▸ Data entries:
____________

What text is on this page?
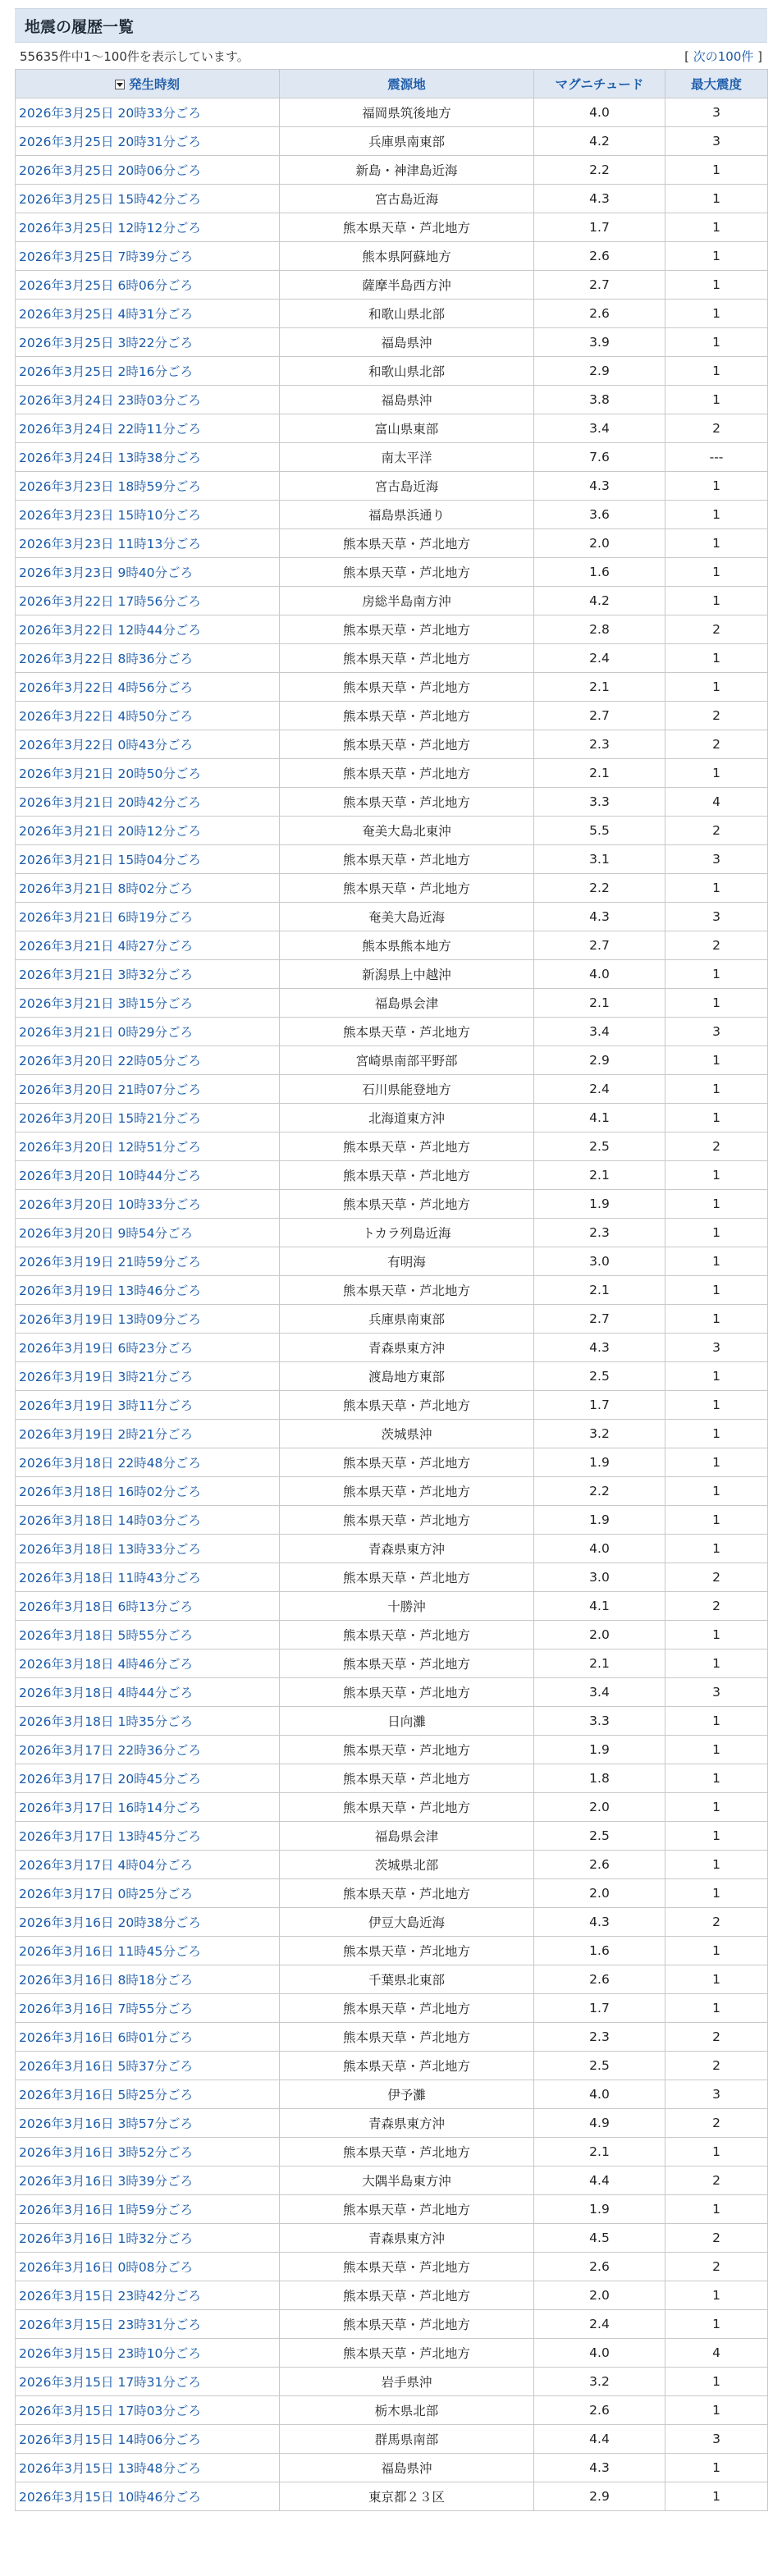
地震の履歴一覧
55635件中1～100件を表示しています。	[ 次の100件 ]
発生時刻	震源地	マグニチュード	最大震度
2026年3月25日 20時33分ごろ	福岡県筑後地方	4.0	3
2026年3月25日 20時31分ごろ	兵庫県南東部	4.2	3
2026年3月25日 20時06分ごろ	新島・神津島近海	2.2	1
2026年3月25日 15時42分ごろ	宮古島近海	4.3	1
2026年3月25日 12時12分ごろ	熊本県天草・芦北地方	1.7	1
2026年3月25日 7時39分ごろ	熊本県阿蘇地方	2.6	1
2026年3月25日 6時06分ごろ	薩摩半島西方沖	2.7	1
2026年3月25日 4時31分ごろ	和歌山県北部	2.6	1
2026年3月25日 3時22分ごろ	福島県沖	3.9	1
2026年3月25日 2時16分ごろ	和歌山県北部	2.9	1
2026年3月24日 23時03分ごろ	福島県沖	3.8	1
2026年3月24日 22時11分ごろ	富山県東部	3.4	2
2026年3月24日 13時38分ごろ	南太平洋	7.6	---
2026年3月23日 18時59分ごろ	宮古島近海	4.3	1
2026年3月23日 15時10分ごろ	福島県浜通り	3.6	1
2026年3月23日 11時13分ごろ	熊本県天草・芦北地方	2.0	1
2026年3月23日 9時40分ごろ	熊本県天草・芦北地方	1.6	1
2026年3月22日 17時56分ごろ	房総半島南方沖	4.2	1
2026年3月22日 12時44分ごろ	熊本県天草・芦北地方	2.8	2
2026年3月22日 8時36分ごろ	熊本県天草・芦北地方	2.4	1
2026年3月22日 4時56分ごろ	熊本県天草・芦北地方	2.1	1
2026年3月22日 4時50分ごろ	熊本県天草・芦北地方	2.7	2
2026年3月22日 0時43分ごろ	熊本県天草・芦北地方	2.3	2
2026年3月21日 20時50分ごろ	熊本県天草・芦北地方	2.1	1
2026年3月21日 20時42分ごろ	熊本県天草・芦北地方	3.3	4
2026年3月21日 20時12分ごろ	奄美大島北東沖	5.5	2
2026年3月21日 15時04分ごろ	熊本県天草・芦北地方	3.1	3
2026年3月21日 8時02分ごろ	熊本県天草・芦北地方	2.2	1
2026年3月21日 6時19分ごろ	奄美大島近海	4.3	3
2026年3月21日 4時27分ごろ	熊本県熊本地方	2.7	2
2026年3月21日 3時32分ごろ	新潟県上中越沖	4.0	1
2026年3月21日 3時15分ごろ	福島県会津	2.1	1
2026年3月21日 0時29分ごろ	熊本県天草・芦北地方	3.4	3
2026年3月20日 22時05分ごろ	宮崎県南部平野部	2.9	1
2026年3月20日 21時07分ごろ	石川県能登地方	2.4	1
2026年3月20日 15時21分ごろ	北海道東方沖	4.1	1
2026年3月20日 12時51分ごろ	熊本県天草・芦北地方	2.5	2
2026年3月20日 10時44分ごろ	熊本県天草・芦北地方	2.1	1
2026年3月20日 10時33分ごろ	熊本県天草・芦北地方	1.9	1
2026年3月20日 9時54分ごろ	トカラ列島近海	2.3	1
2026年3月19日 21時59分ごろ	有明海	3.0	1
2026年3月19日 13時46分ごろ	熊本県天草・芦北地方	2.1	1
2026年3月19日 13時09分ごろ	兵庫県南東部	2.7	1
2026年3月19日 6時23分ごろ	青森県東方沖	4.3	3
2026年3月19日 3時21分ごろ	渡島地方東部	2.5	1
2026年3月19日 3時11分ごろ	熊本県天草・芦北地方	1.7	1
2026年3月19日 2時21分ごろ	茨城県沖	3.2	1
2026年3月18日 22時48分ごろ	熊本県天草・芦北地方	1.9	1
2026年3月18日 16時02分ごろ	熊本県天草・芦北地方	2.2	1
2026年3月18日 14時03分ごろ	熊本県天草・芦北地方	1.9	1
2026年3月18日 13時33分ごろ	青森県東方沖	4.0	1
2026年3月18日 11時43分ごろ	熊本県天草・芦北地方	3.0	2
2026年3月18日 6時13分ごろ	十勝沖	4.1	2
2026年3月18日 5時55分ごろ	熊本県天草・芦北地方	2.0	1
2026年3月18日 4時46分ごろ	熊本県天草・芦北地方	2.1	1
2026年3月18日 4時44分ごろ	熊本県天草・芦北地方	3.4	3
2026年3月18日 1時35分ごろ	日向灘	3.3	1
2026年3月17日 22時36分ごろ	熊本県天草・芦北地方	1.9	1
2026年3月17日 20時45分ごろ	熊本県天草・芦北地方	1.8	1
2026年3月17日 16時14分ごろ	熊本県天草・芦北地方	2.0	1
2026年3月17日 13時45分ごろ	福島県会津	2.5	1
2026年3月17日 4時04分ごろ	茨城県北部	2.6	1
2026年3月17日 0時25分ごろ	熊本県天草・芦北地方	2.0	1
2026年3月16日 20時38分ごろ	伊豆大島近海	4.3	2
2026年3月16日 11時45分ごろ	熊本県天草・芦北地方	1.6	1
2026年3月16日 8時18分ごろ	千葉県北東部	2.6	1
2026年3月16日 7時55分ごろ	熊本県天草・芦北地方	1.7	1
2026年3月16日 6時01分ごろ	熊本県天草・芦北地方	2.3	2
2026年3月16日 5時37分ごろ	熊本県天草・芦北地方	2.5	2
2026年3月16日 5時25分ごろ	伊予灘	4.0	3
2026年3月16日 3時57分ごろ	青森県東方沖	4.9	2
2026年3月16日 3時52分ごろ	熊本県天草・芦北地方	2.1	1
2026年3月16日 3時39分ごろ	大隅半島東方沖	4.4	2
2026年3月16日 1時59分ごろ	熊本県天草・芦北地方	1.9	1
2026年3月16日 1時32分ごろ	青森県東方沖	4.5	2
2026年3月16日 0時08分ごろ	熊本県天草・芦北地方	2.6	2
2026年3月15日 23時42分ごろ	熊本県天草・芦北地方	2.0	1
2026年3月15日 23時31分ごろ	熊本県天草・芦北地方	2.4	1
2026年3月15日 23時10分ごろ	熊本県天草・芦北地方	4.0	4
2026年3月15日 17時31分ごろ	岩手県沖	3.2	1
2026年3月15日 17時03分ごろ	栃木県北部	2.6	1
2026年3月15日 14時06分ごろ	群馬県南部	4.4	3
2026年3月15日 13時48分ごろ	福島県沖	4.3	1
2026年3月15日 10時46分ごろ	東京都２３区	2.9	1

____________

▸ Set exercise: What is needed is an exact reproduction of the data, pictures excluded.

▸ Correct output:
What text is on this page?
地震の履歴一覧
55635件中1～100件を表示しています。	[ 次の100件 ]
発生時刻	震源地	マグニチュード	最大震度
2026年3月25日 20時33分ごろ	福岡県筑後地方	4.0	3
2026年3月25日 20時31分ごろ	兵庫県南東部	4.2	3
2026年3月25日 20時06分ごろ	新島・神津島近海	2.2	1
2026年3月25日 15時42分ごろ	宮古島近海	4.3	1
2026年3月25日 12時12分ごろ	熊本県天草・芦北地方	1.7	1
2026年3月25日 7時39分ごろ	熊本県阿蘇地方	2.6	1
2026年3月25日 6時06分ごろ	薩摩半島西方沖	2.7	1
2026年3月25日 4時31分ごろ	和歌山県北部	2.6	1
2026年3月25日 3時22分ごろ	福島県沖	3.9	1
2026年3月25日 2時16分ごろ	和歌山県北部	2.9	1
2026年3月24日 23時03分ごろ	福島県沖	3.8	1
2026年3月24日 22時11分ごろ	富山県東部	3.4	2
2026年3月24日 13時38分ごろ	南太平洋	7.6	---
2026年3月23日 18時59分ごろ	宮古島近海	4.3	1
2026年3月23日 15時10分ごろ	福島県浜通り	3.6	1
2026年3月23日 11時13分ごろ	熊本県天草・芦北地方	2.0	1
2026年3月23日 9時40分ごろ	熊本県天草・芦北地方	1.6	1
2026年3月22日 17時56分ごろ	房総半島南方沖	4.2	1
2026年3月22日 12時44分ごろ	熊本県天草・芦北地方	2.8	2
2026年3月22日 8時36分ごろ	熊本県天草・芦北地方	2.4	1
2026年3月22日 4時56分ごろ	熊本県天草・芦北地方	2.1	1
2026年3月22日 4時50分ごろ	熊本県天草・芦北地方	2.7	2
2026年3月22日 0時43分ごろ	熊本県天草・芦北地方	2.3	2
2026年3月21日 20時50分ごろ	熊本県天草・芦北地方	2.1	1
2026年3月21日 20時42分ごろ	熊本県天草・芦北地方	3.3	4
2026年3月21日 20時12分ごろ	奄美大島北東沖	5.5	2
2026年3月21日 15時04分ごろ	熊本県天草・芦北地方	3.1	3
2026年3月21日 8時02分ごろ	熊本県天草・芦北地方	2.2	1
2026年3月21日 6時19分ごろ	奄美大島近海	4.3	3
2026年3月21日 4時27分ごろ	熊本県熊本地方	2.7	2
2026年3月21日 3時32分ごろ	新潟県上中越沖	4.0	1
2026年3月21日 3時15分ごろ	福島県会津	2.1	1
2026年3月21日 0時29分ごろ	熊本県天草・芦北地方	3.4	3
2026年3月20日 22時05分ごろ	宮崎県南部平野部	2.9	1
2026年3月20日 21時07分ごろ	石川県能登地方	2.4	1
2026年3月20日 15時21分ごろ	北海道東方沖	4.1	1
2026年3月20日 12時51分ごろ	熊本県天草・芦北地方	2.5	2
2026年3月20日 10時44分ごろ	熊本県天草・芦北地方	2.1	1
2026年3月20日 10時33分ごろ	熊本県天草・芦北地方	1.9	1
2026年3月20日 9時54分ごろ	トカラ列島近海	2.3	1
2026年3月19日 21時59分ごろ	有明海	3.0	1
2026年3月19日 13時46分ごろ	熊本県天草・芦北地方	2.1	1
2026年3月19日 13時09分ごろ	兵庫県南東部	2.7	1
2026年3月19日 6時23分ごろ	青森県東方沖	4.3	3
2026年3月19日 3時21分ごろ	渡島地方東部	2.5	1
2026年3月19日 3時11分ごろ	熊本県天草・芦北地方	1.7	1
2026年3月19日 2時21分ごろ	茨城県沖	3.2	1
2026年3月18日 22時48分ごろ	熊本県天草・芦北地方	1.9	1
2026年3月18日 16時02分ごろ	熊本県天草・芦北地方	2.2	1
2026年3月18日 14時03分ごろ	熊本県天草・芦北地方	1.9	1
2026年3月18日 13時33分ごろ	青森県東方沖	4.0	1
2026年3月18日 11時43分ごろ	熊本県天草・芦北地方	3.0	2
2026年3月18日 6時13分ごろ	十勝沖	4.1	2
2026年3月18日 5時55分ごろ	熊本県天草・芦北地方	2.0	1
2026年3月18日 4時46分ごろ	熊本県天草・芦北地方	2.1	1
2026年3月18日 4時44分ごろ	熊本県天草・芦北地方	3.4	3
2026年3月18日 1時35分ごろ	日向灘	3.3	1
2026年3月17日 22時36分ごろ	熊本県天草・芦北地方	1.9	1
2026年3月17日 20時45分ごろ	熊本県天草・芦北地方	1.8	1
2026年3月17日 16時14分ごろ	熊本県天草・芦北地方	2.0	1
2026年3月17日 13時45分ごろ	福島県会津	2.5	1
2026年3月17日 4時04分ごろ	茨城県北部	2.6	1
2026年3月17日 0時25分ごろ	熊本県天草・芦北地方	2.0	1
2026年3月16日 20時38分ごろ	伊豆大島近海	4.3	2
2026年3月16日 11時45分ごろ	熊本県天草・芦北地方	1.6	1
2026年3月16日 8時18分ごろ	千葉県北東部	2.6	1
2026年3月16日 7時55分ごろ	熊本県天草・芦北地方	1.7	1
2026年3月16日 6時01分ごろ	熊本県天草・芦北地方	2.3	2
2026年3月16日 5時37分ごろ	熊本県天草・芦北地方	2.5	2
2026年3月16日 5時25分ごろ	伊予灘	4.0	3
2026年3月16日 3時57分ごろ	青森県東方沖	4.9	2
2026年3月16日 3時52分ごろ	熊本県天草・芦北地方	2.1	1
2026年3月16日 3時39分ごろ	大隅半島東方沖	4.4	2
2026年3月16日 1時59分ごろ	熊本県天草・芦北地方	1.9	1
2026年3月16日 1時32分ごろ	青森県東方沖	4.5	2
2026年3月16日 0時08分ごろ	熊本県天草・芦北地方	2.6	2
2026年3月15日 23時42分ごろ	熊本県天草・芦北地方	2.0	1
2026年3月15日 23時31分ごろ	熊本県天草・芦北地方	2.4	1
2026年3月15日 23時10分ごろ	熊本県天草・芦北地方	4.0	4
2026年3月15日 17時31分ごろ	岩手県沖	3.2	1
2026年3月15日 17時03分ごろ	栃木県北部	2.6	1
2026年3月15日 14時06分ごろ	群馬県南部	4.4	3
2026年3月15日 13時48分ごろ	福島県沖	4.3	1
2026年3月15日 10時46分ごろ	東京都２３区	2.9	1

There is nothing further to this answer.